__TASK PROMPT__: Say how many lines in the records include the string "вещания", adding no other words.

****************************************

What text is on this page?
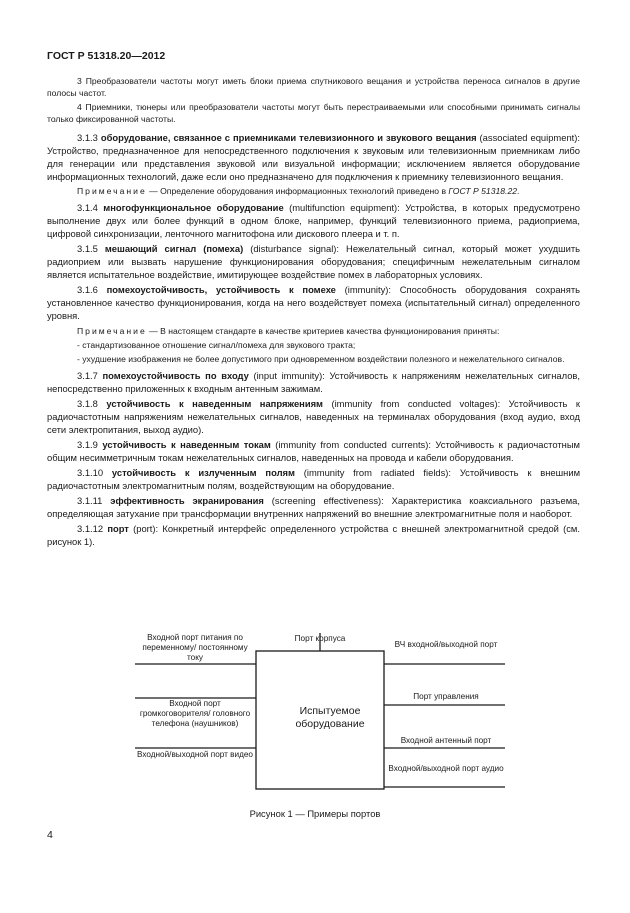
ГОСТ Р 51318.20—2012

3 Преобразователи частоты могут иметь блоки приема спутникового вещания и устройства переноса сигналов в другие полосы частот.

4 Приемники, тюнеры или преобразователи частоты могут быть перестраиваемыми или способными принимать сигналы только фиксированной частоты.

3.1.3 оборудование, связанное с приемниками телевизионного и звукового вещания (associated equipment): Устройство, предназначенное для непосредственного подключения к звуковым или телевизионным приемникам либо для генерации или представления звуковой или визуальной информации; исключением является оборудование информационных технологий, даже если оно предназначено для подключения к приемнику телевизионного вещания.

Примечание — Определение оборудования информационных технологий приведено в ГОСТ Р 51318.22.

3.1.4 многофункциональное оборудование (multifunction equipment): Устройства, в которых предусмотрено выполнение двух или более функций в одном блоке, например, функций телевизионного приема, радиоприема, цифровой синхронизации, ленточного магнитофона или дискового плеера и т. п.

3.1.5 мешающий сигнал (помеха) (disturbance signal): Нежелательный сигнал, который может ухудшить радиоприем или вызвать нарушение функционирования оборудования; специфичным нежелательным сигналом является испытательное воздействие, имитирующее воздействие помех в лабораторных условиях.

3.1.6 помехоустойчивость, устойчивость к помехе (immunity): Способность оборудования сохранять установленное качество функционирования, когда на него воздействует помеха (испытательный сигнал) определенного уровня.

Примечание — В настоящем стандарте в качестве критериев качества функционирования приняты:

- стандартизованное отношение сигнал/помеха для звукового тракта;

- ухудшение изображения не более допустимого при одновременном воздействии полезного и нежелательного сигналов.

3.1.7 помехоустойчивость по входу (input immunity): Устойчивость к напряжениям нежелательных сигналов, непосредственно приложенных к входным антенным зажимам.

3.1.8 устойчивость к наведенным напряжениям (immunity from conducted voltages): Устойчивость к радиочастотным напряжениям нежелательных сигналов, наведенных на терминалах оборудования (вход аудио, вход сети электропитания, выход аудио).

3.1.9 устойчивость к наведенным токам (immunity from conducted currents): Устойчивость к радиочастотным общим несимметричным токам нежелательных сигналов, наведенных на провода и кабели оборудования.

3.1.10 устойчивость к излученным полям (immunity from radiated fields): Устойчивость к внешним радиочастотным электромагнитным полям, воздействующим на оборудование.

3.1.11 эффективность экранирования (screening effectiveness): Характеристика коаксиального разъема, определяющая затухание при трансформации внутренних напряжений во внешние электромагнитные поля и наоборот.

3.1.12 порт (port): Конкретный интерфейс определенного устройства с внешней электромагнитной средой (см. рисунок 1).

Входной порт питания по переменному/ постоянному току
Входной порт громкоговорителя/ головного телефона (наушников)
Входной/выходной порт видео
Порт корпуса
ВЧ входной/выходной порт
Порт управления
Входной антенный порт
Входной/выходной порт аудио
Испытуемое оборудование
Рисунок 1 — Примеры портов
4
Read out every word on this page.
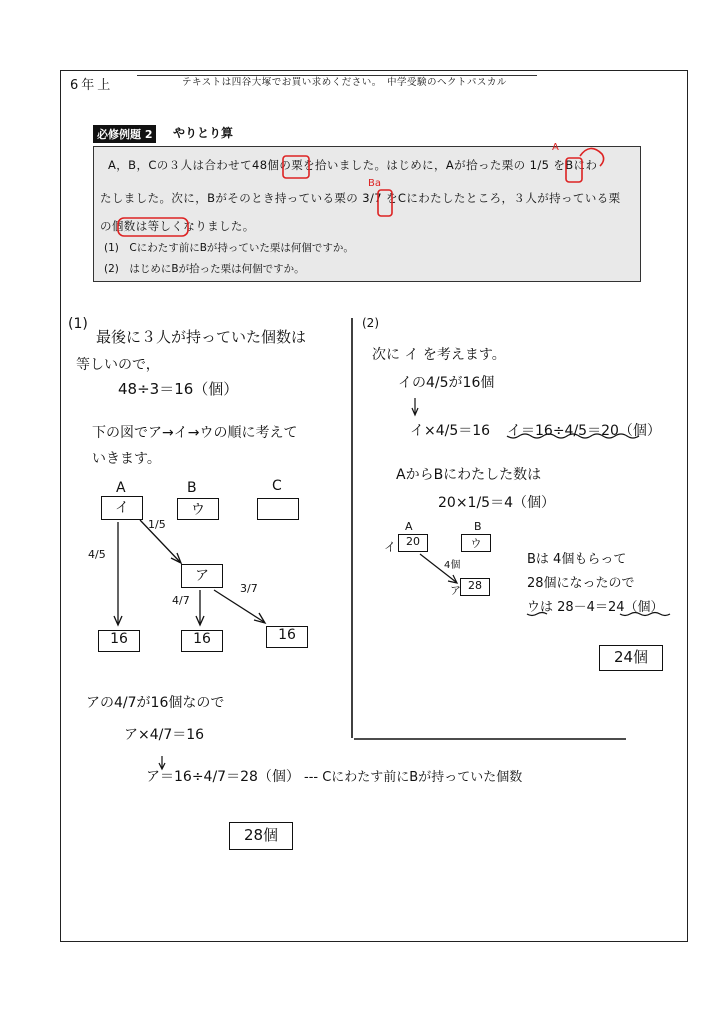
6年上	テキストは四谷大塚でお買い求めください。　中学受験のヘクトパスカル
必修例題 2	やりとり算
A，B，Cの３人は合わせて48個の栗を拾いました。はじめに，Aが拾った栗の 1/5 をBにわ
たしました。次に，Bがそのとき持っている栗の 3/7 をCにわたしたところ，３人が持っている栗
の個数は等しくなりました。
(1)　Cにわたす前にBが持っていた栗は何個ですか。
(2)　はじめにBが拾った栗は何個ですか。
A
Ba
(1)
最後に３人が持っていた個数は
等しいので，
48÷3＝16（個）
下の図でア→イ→ウの順に考えて
いきます。
A	B	C
イ	ウ
ア
4/5
1/5
4/7
3/7
16	16	16
アの4/7が16個なので
ア×4/7＝16
ア＝16÷4/7＝28（個） --- Cにわたす前にBが持っていた個数
28個
(2)
次に イ を考えます。
イの4/5が16個
イ×4/5＝16 イ＝16÷4/5＝20（個）
AからBにわたした数は
20×1/5＝4（個）
A	B
イ 20	ウ
4個
ア 28
Bは 4個もらって
28個になったので
ウは 28－4＝24（個）
24個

****************************************

__FINISHED EXERCISE__: 2